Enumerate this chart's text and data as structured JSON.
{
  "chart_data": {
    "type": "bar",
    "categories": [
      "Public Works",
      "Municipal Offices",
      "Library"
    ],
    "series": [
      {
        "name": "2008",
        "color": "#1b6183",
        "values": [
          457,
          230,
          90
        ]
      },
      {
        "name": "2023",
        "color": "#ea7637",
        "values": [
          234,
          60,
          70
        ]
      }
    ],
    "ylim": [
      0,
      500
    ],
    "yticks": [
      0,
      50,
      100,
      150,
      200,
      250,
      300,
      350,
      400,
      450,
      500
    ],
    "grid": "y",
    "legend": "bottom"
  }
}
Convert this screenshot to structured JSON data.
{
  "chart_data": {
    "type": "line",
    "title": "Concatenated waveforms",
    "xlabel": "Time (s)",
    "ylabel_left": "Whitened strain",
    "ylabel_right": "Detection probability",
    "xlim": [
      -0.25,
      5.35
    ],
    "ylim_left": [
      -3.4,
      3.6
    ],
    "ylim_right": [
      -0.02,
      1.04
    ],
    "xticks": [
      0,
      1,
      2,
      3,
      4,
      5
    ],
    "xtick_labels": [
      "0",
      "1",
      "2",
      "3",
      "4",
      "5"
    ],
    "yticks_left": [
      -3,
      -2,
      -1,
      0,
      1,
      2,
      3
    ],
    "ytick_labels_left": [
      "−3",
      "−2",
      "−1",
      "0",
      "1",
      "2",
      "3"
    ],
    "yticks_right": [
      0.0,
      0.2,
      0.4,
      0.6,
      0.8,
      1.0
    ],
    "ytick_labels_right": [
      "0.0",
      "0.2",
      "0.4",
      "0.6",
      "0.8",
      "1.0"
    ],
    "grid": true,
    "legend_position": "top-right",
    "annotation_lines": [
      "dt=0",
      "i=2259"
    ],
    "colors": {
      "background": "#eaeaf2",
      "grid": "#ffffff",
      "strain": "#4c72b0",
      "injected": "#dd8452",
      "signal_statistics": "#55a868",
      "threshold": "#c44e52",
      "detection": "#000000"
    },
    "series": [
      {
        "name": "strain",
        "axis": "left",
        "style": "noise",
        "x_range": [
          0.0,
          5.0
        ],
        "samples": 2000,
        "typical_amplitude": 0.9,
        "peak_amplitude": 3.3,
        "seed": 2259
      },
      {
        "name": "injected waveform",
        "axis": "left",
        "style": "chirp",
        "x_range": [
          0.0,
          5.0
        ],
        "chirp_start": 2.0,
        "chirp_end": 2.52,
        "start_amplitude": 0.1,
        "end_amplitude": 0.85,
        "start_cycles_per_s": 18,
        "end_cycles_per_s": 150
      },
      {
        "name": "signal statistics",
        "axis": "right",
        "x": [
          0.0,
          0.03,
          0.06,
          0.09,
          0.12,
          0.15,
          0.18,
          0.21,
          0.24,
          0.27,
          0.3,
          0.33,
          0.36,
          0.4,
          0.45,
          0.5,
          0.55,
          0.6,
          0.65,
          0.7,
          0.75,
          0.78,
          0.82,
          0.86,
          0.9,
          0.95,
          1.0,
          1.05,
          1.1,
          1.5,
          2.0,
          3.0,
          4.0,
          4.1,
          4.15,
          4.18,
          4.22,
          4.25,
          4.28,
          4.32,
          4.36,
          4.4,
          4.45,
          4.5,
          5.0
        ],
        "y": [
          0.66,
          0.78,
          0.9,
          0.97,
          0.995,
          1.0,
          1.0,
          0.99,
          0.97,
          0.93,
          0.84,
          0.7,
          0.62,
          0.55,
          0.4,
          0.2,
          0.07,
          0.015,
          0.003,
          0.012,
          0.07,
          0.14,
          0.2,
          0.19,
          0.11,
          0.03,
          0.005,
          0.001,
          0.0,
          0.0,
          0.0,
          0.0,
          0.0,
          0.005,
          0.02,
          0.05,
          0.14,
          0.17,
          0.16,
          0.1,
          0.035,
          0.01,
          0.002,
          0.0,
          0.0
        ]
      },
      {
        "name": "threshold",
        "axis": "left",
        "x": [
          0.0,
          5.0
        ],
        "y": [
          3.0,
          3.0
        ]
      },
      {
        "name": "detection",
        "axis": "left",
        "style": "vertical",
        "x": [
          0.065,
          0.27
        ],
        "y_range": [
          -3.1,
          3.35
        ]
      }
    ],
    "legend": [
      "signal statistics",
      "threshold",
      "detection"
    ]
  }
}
════
# REQUIRED TASK:
Go through the listing and print each line exactly as it appears.

# OUTPUT OF THE EXERCISE:
Enumerate this chart's text and data as structured JSON.
{
  "chart_data": {
    "type": "bar",
    "categories": [
      "Public Works",
      "Municipal Offices",
      "Library"
    ],
    "series": [
      {
        "name": "2008",
        "color": "#1b6183",
        "values": [
          457,
          230,
          90
        ]
      },
      {
        "name": "2023",
        "color": "#ea7637",
        "values": [
          234,
          60,
          70
        ]
      }
    ],
    "ylim": [
      0,
      500
    ],
    "yticks": [
      0,
      50,
      100,
      150,
      200,
      250,
      300,
      350,
      400,
      450,
      500
    ],
    "grid": "y",
    "legend": "bottom"
  }
}
Convert this screenshot to structured JSON data.
{
  "chart_data": {
    "type": "line",
    "title": "Concatenated waveforms",
    "xlabel": "Time (s)",
    "ylabel_left": "Whitened strain",
    "ylabel_right": "Detection probability",
    "xlim": [
      -0.25,
      5.35
    ],
    "ylim_left": [
      -3.4,
      3.6
    ],
    "ylim_right": [
      -0.02,
      1.04
    ],
    "xticks": [
      0,
      1,
      2,
      3,
      4,
      5
    ],
    "xtick_labels": [
      "0",
      "1",
      "2",
      "3",
      "4",
      "5"
    ],
    "yticks_left": [
      -3,
      -2,
      -1,
      0,
      1,
      2,
      3
    ],
    "ytick_labels_left": [
      "−3",
      "−2",
      "−1",
      "0",
      "1",
      "2",
      "3"
    ],
    "yticks_right": [
      0.0,
      0.2,
      0.4,
      0.6,
      0.8,
      1.0
    ],
    "ytick_labels_right": [
      "0.0",
      "0.2",
      "0.4",
      "0.6",
      "0.8",
      "1.0"
    ],
    "grid": true,
    "legend_position": "top-right",
    "annotation_lines": [
      "dt=0",
      "i=2259"
    ],
    "colors": {
      "background": "#eaeaf2",
      "grid": "#ffffff",
      "strain": "#4c72b0",
      "injected": "#dd8452",
      "signal_statistics": "#55a868",
      "threshold": "#c44e52",
      "detection": "#000000"
    },
    "series": [
      {
        "name": "strain",
        "axis": "left",
        "style": "noise",
        "x_range": [
          0.0,
          5.0
        ],
        "samples": 2000,
        "typical_amplitude": 0.9,
        "peak_amplitude": 3.3,
        "seed": 2259
      },
      {
        "name": "injected waveform",
        "axis": "left",
        "style": "chirp",
        "x_range": [
          0.0,
          5.0
        ],
        "chirp_start": 2.0,
        "chirp_end": 2.52,
        "start_amplitude": 0.1,
        "end_amplitude": 0.85,
        "start_cycles_per_s": 18,
        "end_cycles_per_s": 150
      },
      {
        "name": "signal statistics",
        "axis": "right",
        "x": [
          0.0,
          0.03,
          0.06,
          0.09,
          0.12,
          0.15,
          0.18,
          0.21,
          0.24,
          0.27,
          0.3,
          0.33,
          0.36,
          0.4,
          0.45,
          0.5,
          0.55,
          0.6,
          0.65,
          0.7,
          0.75,
          0.78,
          0.82,
          0.86,
          0.9,
          0.95,
          1.0,
          1.05,
          1.1,
          1.5,
          2.0,
          3.0,
          4.0,
          4.1,
          4.15,
          4.18,
          4.22,
          4.25,
          4.28,
          4.32,
          4.36,
          4.4,
          4.45,
          4.5,
          5.0
        ],
        "y": [
          0.66,
          0.78,
          0.9,
          0.97,
          0.995,
          1.0,
          1.0,
          0.99,
          0.97,
          0.93,
          0.84,
          0.7,
          0.62,
          0.55,
          0.4,
          0.2,
          0.07,
          0.015,
          0.003,
          0.012,
          0.07,
          0.14,
          0.2,
          0.19,
          0.11,
          0.03,
          0.005,
          0.001,
          0.0,
          0.0,
          0.0,
          0.0,
          0.0,
          0.005,
          0.02,
          0.05,
          0.14,
          0.17,
          0.16,
          0.1,
          0.035,
          0.01,
          0.002,
          0.0,
          0.0
        ]
      },
      {
        "name": "threshold",
        "axis": "left",
        "x": [
          0.0,
          5.0
        ],
        "y": [
          3.0,
          3.0
        ]
      },
      {
        "name": "detection",
        "axis": "left",
        "style": "vertical",
        "x": [
          0.065,
          0.27
        ],
        "y_range": [
          -3.1,
          3.35
        ]
      }
    ],
    "legend": [
      "signal statistics",
      "threshold",
      "detection"
    ]
  }
}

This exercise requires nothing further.